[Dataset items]

-=-=-

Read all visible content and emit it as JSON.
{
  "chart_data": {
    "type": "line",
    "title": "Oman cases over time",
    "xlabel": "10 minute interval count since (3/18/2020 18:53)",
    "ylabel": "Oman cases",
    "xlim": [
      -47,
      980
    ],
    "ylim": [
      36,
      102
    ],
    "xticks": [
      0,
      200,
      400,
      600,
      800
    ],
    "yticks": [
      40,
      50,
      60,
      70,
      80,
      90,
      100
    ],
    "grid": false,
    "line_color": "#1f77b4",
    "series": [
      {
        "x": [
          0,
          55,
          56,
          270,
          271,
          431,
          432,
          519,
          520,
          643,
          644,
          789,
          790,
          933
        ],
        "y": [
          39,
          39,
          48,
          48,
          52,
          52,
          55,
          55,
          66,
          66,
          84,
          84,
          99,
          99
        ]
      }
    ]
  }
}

-=-=-

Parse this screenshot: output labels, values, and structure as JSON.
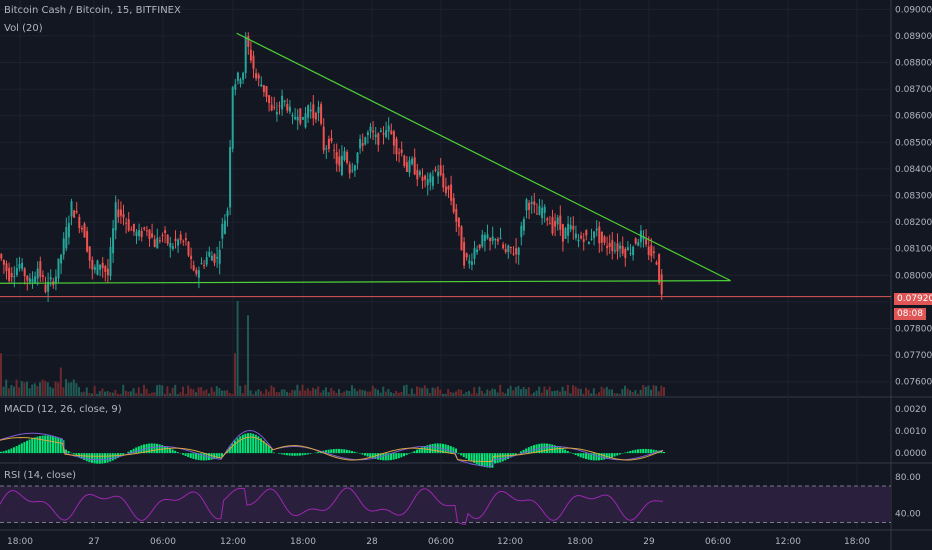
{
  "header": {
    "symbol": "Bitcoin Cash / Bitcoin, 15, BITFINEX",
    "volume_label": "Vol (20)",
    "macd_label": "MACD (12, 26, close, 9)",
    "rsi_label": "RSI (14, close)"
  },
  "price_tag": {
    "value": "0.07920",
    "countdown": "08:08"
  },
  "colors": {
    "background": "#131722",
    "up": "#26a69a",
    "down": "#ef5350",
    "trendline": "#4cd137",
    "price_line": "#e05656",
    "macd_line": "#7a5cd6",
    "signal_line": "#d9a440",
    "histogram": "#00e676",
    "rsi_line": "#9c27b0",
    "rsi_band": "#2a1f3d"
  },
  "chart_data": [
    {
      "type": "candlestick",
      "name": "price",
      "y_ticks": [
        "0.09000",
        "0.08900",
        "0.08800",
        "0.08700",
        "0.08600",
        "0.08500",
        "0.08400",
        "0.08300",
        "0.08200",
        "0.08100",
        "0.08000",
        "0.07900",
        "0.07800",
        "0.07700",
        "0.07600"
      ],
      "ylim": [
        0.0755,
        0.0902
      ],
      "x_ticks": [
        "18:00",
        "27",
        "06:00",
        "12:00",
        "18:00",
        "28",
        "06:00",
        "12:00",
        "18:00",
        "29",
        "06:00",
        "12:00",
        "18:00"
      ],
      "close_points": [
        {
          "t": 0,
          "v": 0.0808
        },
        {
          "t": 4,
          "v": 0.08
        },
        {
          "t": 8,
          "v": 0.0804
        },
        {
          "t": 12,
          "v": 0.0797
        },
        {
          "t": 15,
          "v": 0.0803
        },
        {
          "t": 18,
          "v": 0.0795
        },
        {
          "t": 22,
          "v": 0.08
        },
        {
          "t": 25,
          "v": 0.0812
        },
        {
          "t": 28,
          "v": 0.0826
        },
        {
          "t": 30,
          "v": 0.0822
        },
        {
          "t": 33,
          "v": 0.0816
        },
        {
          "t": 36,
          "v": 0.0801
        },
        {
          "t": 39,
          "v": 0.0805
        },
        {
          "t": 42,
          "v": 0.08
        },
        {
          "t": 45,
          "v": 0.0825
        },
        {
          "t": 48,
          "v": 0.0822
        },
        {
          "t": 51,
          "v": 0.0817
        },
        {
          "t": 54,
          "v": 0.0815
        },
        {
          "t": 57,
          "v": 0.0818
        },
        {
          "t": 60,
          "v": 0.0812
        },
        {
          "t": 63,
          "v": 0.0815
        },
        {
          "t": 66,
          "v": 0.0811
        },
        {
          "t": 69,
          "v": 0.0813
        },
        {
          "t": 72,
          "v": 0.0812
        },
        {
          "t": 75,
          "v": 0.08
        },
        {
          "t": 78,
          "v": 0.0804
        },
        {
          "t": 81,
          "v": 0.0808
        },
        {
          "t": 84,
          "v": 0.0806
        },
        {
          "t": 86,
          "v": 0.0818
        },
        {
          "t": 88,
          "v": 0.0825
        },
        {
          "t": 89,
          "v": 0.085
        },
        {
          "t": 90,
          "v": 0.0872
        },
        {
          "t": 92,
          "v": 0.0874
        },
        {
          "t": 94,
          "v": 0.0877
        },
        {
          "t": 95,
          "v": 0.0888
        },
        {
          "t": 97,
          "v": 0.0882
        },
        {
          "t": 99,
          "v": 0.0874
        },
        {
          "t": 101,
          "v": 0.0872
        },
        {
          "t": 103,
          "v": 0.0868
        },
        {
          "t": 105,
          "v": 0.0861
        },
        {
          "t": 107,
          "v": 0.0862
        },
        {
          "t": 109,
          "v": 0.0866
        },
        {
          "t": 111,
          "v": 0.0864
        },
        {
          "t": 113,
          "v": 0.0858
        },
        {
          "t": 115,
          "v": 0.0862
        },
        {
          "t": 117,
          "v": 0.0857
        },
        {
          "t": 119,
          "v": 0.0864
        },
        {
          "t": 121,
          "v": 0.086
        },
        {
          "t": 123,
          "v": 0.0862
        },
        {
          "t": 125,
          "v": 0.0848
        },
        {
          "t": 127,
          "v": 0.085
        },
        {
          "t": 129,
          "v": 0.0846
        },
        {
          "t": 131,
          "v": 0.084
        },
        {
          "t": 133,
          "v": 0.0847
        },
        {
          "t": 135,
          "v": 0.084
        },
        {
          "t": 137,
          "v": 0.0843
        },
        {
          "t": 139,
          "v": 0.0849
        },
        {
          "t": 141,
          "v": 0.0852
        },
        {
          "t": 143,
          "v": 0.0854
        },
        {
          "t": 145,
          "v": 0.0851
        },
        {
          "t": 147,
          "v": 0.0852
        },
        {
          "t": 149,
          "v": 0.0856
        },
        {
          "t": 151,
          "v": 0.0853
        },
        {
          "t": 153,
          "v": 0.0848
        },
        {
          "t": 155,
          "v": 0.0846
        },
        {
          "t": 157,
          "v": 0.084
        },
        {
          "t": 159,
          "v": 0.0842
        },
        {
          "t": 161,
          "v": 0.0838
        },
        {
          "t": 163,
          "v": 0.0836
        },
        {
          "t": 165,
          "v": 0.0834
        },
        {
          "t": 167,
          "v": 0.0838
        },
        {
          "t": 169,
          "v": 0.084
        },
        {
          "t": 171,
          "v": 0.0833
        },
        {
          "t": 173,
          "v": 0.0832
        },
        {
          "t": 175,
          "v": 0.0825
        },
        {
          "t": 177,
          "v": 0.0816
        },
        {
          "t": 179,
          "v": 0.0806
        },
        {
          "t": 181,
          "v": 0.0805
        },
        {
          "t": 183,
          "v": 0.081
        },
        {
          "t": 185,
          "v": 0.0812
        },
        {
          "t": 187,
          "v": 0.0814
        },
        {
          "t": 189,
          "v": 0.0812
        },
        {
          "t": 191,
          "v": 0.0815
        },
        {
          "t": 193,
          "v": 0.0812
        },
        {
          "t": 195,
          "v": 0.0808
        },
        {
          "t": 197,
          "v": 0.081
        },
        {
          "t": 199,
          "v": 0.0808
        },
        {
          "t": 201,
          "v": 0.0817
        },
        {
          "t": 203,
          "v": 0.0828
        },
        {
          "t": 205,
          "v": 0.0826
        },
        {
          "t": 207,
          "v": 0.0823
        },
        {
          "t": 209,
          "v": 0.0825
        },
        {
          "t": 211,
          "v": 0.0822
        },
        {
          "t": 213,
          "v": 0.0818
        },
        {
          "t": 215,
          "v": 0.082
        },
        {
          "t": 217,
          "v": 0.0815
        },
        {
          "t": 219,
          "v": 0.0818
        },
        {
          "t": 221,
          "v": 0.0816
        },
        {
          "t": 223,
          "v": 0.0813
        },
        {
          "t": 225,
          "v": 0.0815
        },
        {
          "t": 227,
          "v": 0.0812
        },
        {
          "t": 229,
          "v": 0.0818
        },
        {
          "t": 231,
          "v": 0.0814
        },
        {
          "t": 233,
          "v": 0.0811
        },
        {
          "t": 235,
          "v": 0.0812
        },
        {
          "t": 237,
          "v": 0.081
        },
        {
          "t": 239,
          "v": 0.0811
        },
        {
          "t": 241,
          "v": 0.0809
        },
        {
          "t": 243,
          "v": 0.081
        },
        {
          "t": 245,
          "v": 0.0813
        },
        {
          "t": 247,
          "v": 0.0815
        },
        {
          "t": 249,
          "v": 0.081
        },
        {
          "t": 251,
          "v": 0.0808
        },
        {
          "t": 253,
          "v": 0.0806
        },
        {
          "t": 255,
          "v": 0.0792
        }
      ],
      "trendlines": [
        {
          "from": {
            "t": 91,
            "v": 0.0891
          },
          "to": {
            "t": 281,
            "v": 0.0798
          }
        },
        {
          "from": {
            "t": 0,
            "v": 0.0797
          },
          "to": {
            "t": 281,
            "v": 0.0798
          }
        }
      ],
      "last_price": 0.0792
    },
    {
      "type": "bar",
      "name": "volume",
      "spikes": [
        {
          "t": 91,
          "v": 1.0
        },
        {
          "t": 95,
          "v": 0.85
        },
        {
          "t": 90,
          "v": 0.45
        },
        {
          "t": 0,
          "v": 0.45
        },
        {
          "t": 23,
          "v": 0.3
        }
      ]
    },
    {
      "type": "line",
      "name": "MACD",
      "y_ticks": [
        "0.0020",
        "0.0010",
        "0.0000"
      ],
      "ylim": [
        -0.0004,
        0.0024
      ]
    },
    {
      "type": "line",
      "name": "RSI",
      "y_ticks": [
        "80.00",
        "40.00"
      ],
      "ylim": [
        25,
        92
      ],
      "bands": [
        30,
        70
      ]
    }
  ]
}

-=-=-

* _What is expected_: From the records above, pick out and copy each line holding the word "JSON".

* _Response_:
Read all visible content and emit it as JSON.
Parse this screenshot: output labels, values, and structure as JSON.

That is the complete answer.